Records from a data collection
START
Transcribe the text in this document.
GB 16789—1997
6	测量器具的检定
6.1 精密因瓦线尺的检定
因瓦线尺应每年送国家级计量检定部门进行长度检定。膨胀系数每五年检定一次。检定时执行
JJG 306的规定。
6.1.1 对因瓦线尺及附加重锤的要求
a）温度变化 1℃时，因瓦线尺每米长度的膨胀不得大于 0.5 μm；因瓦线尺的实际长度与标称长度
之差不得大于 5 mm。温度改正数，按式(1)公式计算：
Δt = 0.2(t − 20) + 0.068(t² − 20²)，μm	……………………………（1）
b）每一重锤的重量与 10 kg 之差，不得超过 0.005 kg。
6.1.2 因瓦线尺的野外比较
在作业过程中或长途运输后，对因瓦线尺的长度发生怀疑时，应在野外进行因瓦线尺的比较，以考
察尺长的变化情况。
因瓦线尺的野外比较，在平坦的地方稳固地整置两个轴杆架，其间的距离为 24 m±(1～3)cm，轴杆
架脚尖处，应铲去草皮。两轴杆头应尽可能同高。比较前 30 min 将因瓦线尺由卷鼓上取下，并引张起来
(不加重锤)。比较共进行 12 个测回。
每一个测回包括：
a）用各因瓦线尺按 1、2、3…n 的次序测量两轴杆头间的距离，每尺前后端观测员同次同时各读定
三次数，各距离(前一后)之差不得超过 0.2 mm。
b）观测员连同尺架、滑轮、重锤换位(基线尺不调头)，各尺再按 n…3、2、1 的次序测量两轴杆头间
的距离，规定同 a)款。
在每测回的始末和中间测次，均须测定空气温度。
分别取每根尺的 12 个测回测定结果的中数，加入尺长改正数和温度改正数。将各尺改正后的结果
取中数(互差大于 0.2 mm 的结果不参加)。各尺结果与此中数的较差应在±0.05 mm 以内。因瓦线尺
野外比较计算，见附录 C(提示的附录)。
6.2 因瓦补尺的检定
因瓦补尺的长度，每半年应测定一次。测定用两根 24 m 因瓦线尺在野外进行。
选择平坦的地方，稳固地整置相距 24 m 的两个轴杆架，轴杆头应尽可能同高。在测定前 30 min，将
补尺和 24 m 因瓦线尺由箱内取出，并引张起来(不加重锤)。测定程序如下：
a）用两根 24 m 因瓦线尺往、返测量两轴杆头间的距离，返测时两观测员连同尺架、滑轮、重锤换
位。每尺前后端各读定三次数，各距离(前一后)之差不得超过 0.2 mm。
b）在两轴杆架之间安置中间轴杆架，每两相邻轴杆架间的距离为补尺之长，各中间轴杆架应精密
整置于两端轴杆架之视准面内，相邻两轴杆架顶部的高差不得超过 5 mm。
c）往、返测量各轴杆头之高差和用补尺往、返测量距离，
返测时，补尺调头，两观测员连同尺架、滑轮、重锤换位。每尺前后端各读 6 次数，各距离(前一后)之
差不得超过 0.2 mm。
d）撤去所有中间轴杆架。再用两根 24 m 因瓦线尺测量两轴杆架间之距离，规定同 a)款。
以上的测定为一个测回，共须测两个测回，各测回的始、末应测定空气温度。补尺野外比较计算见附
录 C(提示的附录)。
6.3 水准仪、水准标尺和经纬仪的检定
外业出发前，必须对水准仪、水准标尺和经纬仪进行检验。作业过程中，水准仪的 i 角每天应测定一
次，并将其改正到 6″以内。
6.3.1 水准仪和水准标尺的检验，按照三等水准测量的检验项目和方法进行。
END
START
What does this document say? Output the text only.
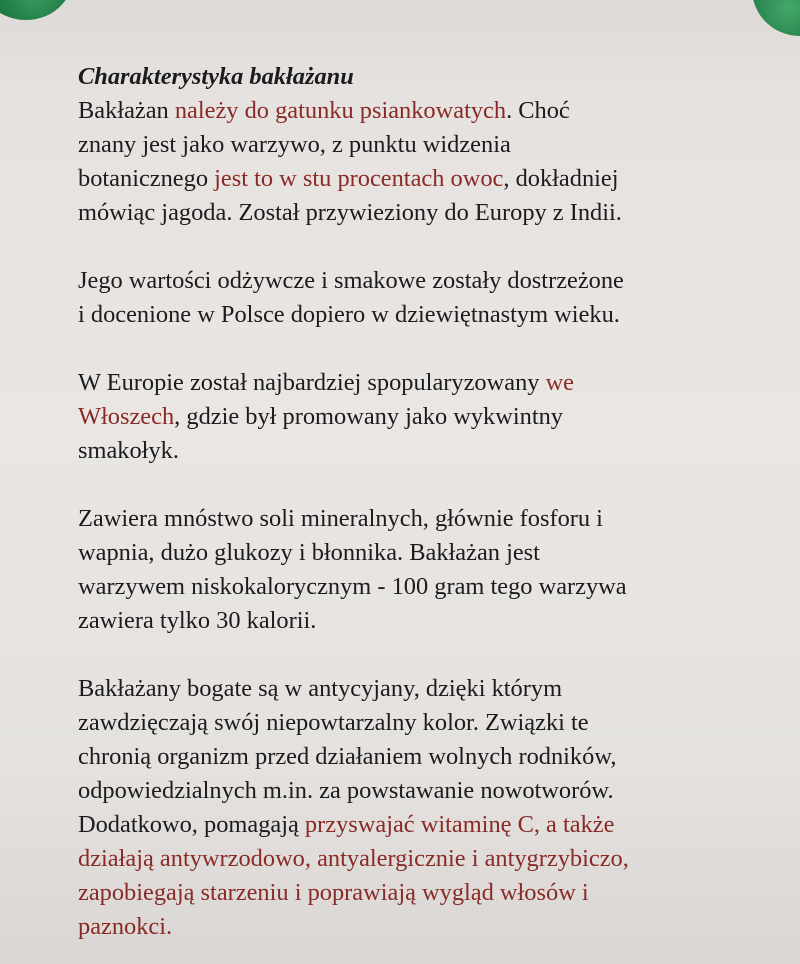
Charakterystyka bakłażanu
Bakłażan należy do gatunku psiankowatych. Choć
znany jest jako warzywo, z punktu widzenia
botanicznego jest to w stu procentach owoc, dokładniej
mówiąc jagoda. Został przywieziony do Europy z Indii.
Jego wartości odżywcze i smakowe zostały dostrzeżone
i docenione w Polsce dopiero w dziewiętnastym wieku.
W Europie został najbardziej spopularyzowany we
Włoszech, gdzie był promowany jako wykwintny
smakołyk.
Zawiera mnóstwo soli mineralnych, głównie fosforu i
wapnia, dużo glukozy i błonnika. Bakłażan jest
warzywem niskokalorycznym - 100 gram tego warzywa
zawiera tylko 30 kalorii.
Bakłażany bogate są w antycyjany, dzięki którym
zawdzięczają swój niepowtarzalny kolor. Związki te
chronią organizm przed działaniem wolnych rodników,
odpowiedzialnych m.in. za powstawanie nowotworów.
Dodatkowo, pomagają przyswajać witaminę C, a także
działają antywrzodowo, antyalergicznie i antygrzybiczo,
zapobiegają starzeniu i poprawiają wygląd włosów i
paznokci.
END
Problem requirements: Copy out every line where the word "不加重锤" occurs.

Final answer:
(不加重锤)。比较共进行 12 个测回。
补尺和 24 m 因瓦线尺由箱内取出，并引张起来(不加重锤)。测定程序如下：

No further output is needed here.